▸ **What to work on**: All entries below need to be written out exactly, but without their pictures.

Saved data entries:
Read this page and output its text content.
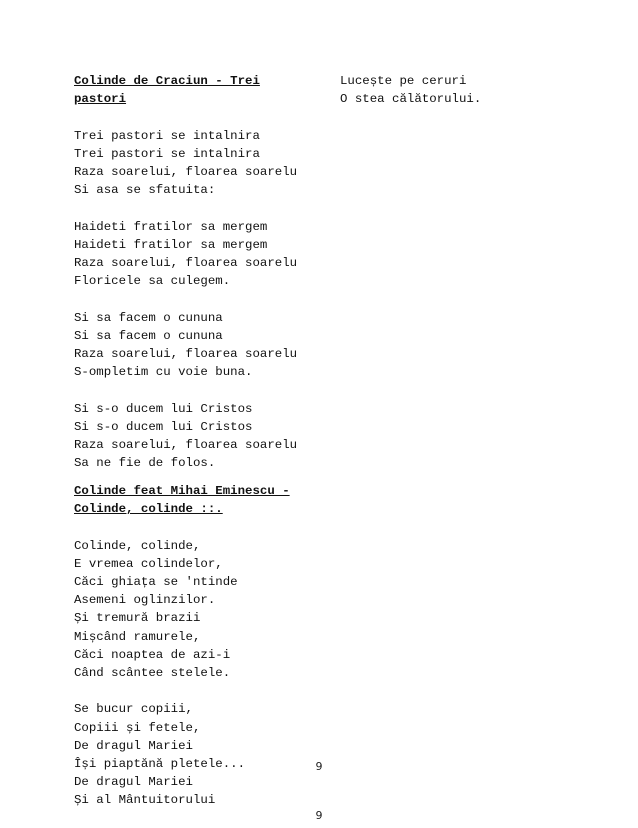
Colinde de Craciun - Trei
pastori

Trei pastori se intalnira

Trei pastori se intalnira

Raza soarelui, floarea soarelu

Si asa se sfatuita:

Haideti fratilor sa mergem

Haideti fratilor sa mergem

Raza soarelui, floarea soarelu

Floricele sa culegem.

Si sa facem o cununa

Si sa facem o cununa

Raza soarelui, floarea soarelu

S-ompletim cu voie buna.

Si s-o ducem lui Cristos

Si s-o ducem lui Cristos

Raza soarelui, floarea soarelu

Sa ne fie de folos.

Lucește pe ceruri

O stea călătorului.

Colinde feat Mihai Eminescu -
Colinde, colinde ::.

Colinde, colinde,

E vremea colindelor,

Căci ghiața se 'ntinde

Asemeni oglinzilor.

Și tremură brazii

Mișcând ramurele,

Căci noaptea de azi-i

Când scântee stelele.

Se bucur copiii,

Copiii și fetele,

De dragul Mariei

Își piaptănă pletele...

De dragul Mariei

Și al Mântuitorului

9
9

▸ **Finished task**:
Read this page and output its text content.
Colinde de Craciun - Trei
pastori

Trei pastori se intalnira

Trei pastori se intalnira

Raza soarelui, floarea soarelu

Si asa se sfatuita:

Haideti fratilor sa mergem

Haideti fratilor sa mergem

Raza soarelui, floarea soarelu

Floricele sa culegem.

Si sa facem o cununa

Si sa facem o cununa

Raza soarelui, floarea soarelu

S-ompletim cu voie buna.

Si s-o ducem lui Cristos

Si s-o ducem lui Cristos

Raza soarelui, floarea soarelu

Sa ne fie de folos.

Lucește pe ceruri

O stea călătorului.

Colinde feat Mihai Eminescu -
Colinde, colinde ::.

Colinde, colinde,

E vremea colindelor,

Căci ghiața se 'ntinde

Asemeni oglinzilor.

Și tremură brazii

Mișcând ramurele,

Căci noaptea de azi-i

Când scântee stelele.

Se bucur copiii,

Copiii și fetele,

De dragul Mariei

Își piaptănă pletele...

De dragul Mariei

Și al Mântuitorului

9
9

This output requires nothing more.